> **DATA PROVIDED**
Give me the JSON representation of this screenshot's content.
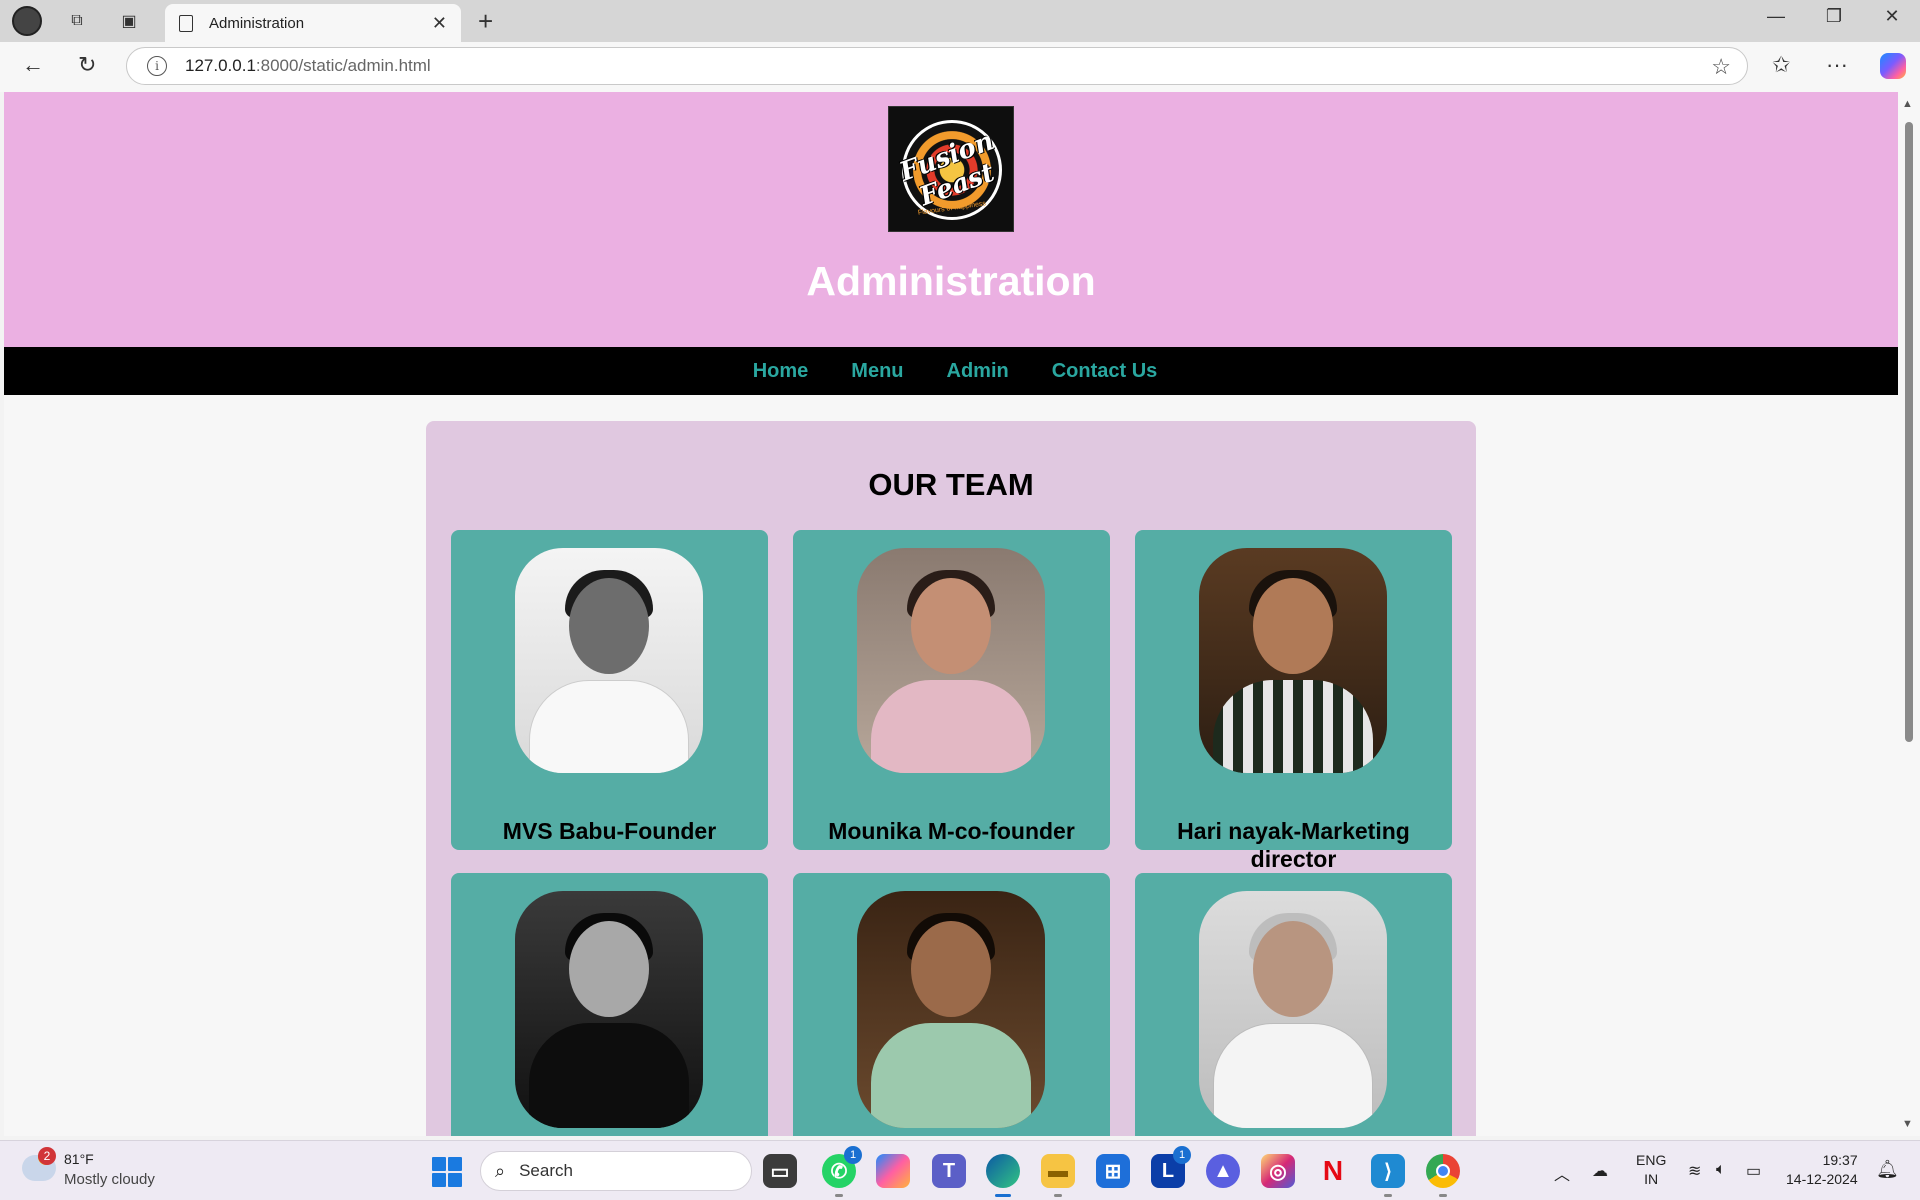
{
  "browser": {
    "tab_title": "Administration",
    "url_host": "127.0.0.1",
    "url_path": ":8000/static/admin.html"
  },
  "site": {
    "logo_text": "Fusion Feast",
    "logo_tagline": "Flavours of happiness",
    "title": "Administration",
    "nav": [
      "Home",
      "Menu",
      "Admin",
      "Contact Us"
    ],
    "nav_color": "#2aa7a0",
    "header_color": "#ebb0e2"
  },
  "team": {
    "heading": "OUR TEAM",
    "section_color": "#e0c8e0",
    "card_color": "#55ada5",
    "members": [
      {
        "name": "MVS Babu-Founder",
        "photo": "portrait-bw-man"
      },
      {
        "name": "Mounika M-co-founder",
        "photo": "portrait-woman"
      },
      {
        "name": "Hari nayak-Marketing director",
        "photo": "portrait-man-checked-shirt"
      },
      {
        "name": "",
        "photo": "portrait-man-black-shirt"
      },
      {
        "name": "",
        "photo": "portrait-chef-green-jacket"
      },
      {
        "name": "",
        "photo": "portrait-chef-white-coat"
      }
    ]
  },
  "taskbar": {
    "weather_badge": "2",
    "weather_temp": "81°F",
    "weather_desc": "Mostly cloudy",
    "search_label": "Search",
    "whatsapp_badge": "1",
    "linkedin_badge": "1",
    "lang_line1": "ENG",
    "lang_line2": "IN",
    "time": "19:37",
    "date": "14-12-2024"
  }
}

> **GIVEN PROBLEM**
Transcribe all of the records above character for character. Exclude the pictures.

> **ANSWER TO THIS EXERCISE**
Give me the JSON representation of this screenshot's content.
{
  "browser": {
    "tab_title": "Administration",
    "url_host": "127.0.0.1",
    "url_path": ":8000/static/admin.html"
  },
  "site": {
    "logo_text": "Fusion Feast",
    "logo_tagline": "Flavours of happiness",
    "title": "Administration",
    "nav": [
      "Home",
      "Menu",
      "Admin",
      "Contact Us"
    ],
    "nav_color": "#2aa7a0",
    "header_color": "#ebb0e2"
  },
  "team": {
    "heading": "OUR TEAM",
    "section_color": "#e0c8e0",
    "card_color": "#55ada5",
    "members": [
      {
        "name": "MVS Babu-Founder",
        "photo": "portrait-bw-man"
      },
      {
        "name": "Mounika M-co-founder",
        "photo": "portrait-woman"
      },
      {
        "name": "Hari nayak-Marketing director",
        "photo": "portrait-man-checked-shirt"
      },
      {
        "name": "",
        "photo": "portrait-man-black-shirt"
      },
      {
        "name": "",
        "photo": "portrait-chef-green-jacket"
      },
      {
        "name": "",
        "photo": "portrait-chef-white-coat"
      }
    ]
  },
  "taskbar": {
    "weather_badge": "2",
    "weather_temp": "81°F",
    "weather_desc": "Mostly cloudy",
    "search_label": "Search",
    "whatsapp_badge": "1",
    "linkedin_badge": "1",
    "lang_line1": "ENG",
    "lang_line2": "IN",
    "time": "19:37",
    "date": "14-12-2024"
  }
}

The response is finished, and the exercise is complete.